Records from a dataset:

* start *

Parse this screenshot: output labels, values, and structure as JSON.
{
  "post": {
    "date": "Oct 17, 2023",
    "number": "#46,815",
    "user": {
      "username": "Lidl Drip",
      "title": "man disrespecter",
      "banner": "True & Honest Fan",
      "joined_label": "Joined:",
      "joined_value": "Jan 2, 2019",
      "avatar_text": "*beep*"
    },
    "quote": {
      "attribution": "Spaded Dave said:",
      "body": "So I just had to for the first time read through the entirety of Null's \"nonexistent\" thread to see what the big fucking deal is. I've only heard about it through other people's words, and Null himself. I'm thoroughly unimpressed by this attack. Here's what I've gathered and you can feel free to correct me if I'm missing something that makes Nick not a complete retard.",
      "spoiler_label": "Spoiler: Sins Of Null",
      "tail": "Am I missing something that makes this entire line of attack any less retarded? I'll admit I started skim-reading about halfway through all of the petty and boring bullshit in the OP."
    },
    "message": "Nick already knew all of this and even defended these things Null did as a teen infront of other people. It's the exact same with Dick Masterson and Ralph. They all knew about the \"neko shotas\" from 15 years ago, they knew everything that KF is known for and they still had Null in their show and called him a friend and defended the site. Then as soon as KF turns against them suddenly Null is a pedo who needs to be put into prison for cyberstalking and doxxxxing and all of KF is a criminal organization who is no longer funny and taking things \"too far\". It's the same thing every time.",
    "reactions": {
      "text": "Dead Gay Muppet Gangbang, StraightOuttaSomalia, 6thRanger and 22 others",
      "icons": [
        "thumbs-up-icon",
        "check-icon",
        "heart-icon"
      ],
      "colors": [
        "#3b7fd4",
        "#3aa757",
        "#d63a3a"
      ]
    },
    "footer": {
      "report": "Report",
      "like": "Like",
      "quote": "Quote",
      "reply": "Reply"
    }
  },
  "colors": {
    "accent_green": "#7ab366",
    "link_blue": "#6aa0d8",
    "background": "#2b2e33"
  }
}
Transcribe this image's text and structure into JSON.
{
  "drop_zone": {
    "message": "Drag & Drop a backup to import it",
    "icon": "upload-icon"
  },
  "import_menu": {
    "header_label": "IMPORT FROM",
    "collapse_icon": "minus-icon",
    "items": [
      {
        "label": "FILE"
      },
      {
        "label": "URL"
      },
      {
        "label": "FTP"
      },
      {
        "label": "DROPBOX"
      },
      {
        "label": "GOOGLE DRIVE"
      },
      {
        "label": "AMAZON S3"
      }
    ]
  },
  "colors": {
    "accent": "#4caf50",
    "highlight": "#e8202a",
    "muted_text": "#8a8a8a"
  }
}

* end *

DIRECTIVE —
Restate every entry word for word.

IN RESPONSE —
Parse this screenshot: output labels, values, and structure as JSON.
{
  "post": {
    "date": "Oct 17, 2023",
    "number": "#46,815",
    "user": {
      "username": "Lidl Drip",
      "title": "man disrespecter",
      "banner": "True & Honest Fan",
      "joined_label": "Joined:",
      "joined_value": "Jan 2, 2019",
      "avatar_text": "*beep*"
    },
    "quote": {
      "attribution": "Spaded Dave said:",
      "body": "So I just had to for the first time read through the entirety of Null's \"nonexistent\" thread to see what the big fucking deal is. I've only heard about it through other people's words, and Null himself. I'm thoroughly unimpressed by this attack. Here's what I've gathered and you can feel free to correct me if I'm missing something that makes Nick not a complete retard.",
      "spoiler_label": "Spoiler: Sins Of Null",
      "tail": "Am I missing something that makes this entire line of attack any less retarded? I'll admit I started skim-reading about halfway through all of the petty and boring bullshit in the OP."
    },
    "message": "Nick already knew all of this and even defended these things Null did as a teen infront of other people. It's the exact same with Dick Masterson and Ralph. They all knew about the \"neko shotas\" from 15 years ago, they knew everything that KF is known for and they still had Null in their show and called him a friend and defended the site. Then as soon as KF turns against them suddenly Null is a pedo who needs to be put into prison for cyberstalking and doxxxxing and all of KF is a criminal organization who is no longer funny and taking things \"too far\". It's the same thing every time.",
    "reactions": {
      "text": "Dead Gay Muppet Gangbang, StraightOuttaSomalia, 6thRanger and 22 others",
      "icons": [
        "thumbs-up-icon",
        "check-icon",
        "heart-icon"
      ],
      "colors": [
        "#3b7fd4",
        "#3aa757",
        "#d63a3a"
      ]
    },
    "footer": {
      "report": "Report",
      "like": "Like",
      "quote": "Quote",
      "reply": "Reply"
    }
  },
  "colors": {
    "accent_green": "#7ab366",
    "link_blue": "#6aa0d8",
    "background": "#2b2e33"
  }
}
Transcribe this image's text and structure into JSON.
{
  "drop_zone": {
    "message": "Drag & Drop a backup to import it",
    "icon": "upload-icon"
  },
  "import_menu": {
    "header_label": "IMPORT FROM",
    "collapse_icon": "minus-icon",
    "items": [
      {
        "label": "FILE"
      },
      {
        "label": "URL"
      },
      {
        "label": "FTP"
      },
      {
        "label": "DROPBOX"
      },
      {
        "label": "GOOGLE DRIVE"
      },
      {
        "label": "AMAZON S3"
      }
    ]
  },
  "colors": {
    "accent": "#4caf50",
    "highlight": "#e8202a",
    "muted_text": "#8a8a8a"
  }
}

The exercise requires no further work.